■ TO BE DONE ■
Below are the entries; state how many of their lines contain the string "dispute", and nothing more.

Data entries
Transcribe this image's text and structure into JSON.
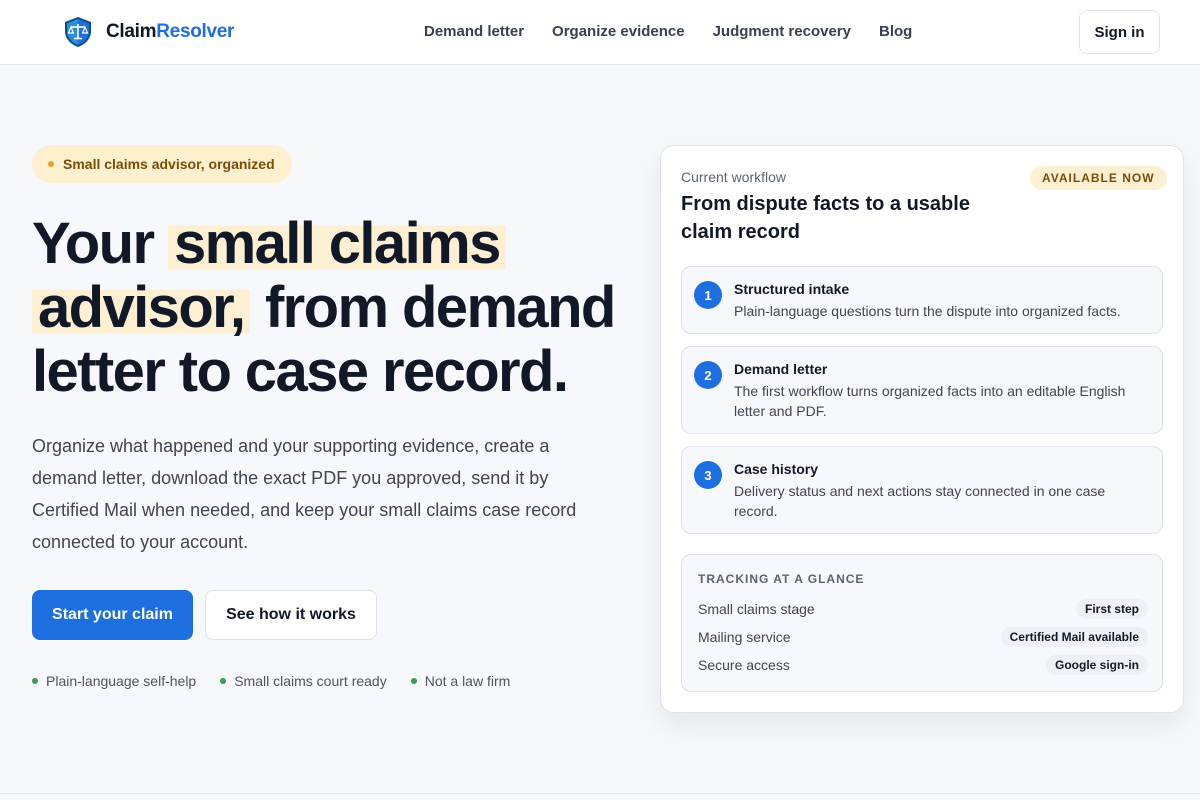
{
  "header": {
    "brand": {
      "name_part1": "Claim",
      "name_part2": "Resolver",
      "logo_icon": "shield-scales-icon"
    },
    "nav": [
      "Demand letter",
      "Organize evidence",
      "Judgment recovery",
      "Blog"
    ],
    "sign_in_label": "Sign in"
  },
  "hero": {
    "pill_label": "Small claims advisor, organized",
    "headline": {
      "part1": "Your",
      "highlight1": "small claims",
      "highlight2": "advisor,",
      "part2": "from demand letter to case record."
    },
    "subcopy": "Organize what happened and your supporting evidence, create a demand letter, download the exact PDF you approved, send it by Certified Mail when needed, and keep your small claims case record connected to your account.",
    "primary_cta": "Start your claim",
    "secondary_cta": "See how it works",
    "bullets": [
      "Plain-language self-help",
      "Small claims court ready",
      "Not a law firm"
    ]
  },
  "card": {
    "eyebrow": "Current workflow",
    "title": "From dispute facts to a usable claim record",
    "badge": "AVAILABLE NOW",
    "steps": [
      {
        "num": "1",
        "title": "Structured intake",
        "desc": "Plain-language questions turn the dispute into organized facts."
      },
      {
        "num": "2",
        "title": "Demand letter",
        "desc": "The first workflow turns organized facts into an editable English letter and PDF."
      },
      {
        "num": "3",
        "title": "Case history",
        "desc": "Delivery status and next actions stay connected in one case record."
      }
    ],
    "tracking": {
      "heading": "TRACKING AT A GLANCE",
      "rows": [
        {
          "label": "Small claims stage",
          "value": "First step"
        },
        {
          "label": "Mailing service",
          "value": "Certified Mail available"
        },
        {
          "label": "Secure access",
          "value": "Google sign-in"
        }
      ]
    }
  },
  "colors": {
    "accent": "#1d6fe0",
    "highlight": "#fdefd2",
    "success_dot": "#3a9a4f",
    "warning_dot": "#e0a526"
  }
}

■ EXERCISE RESULT ■
2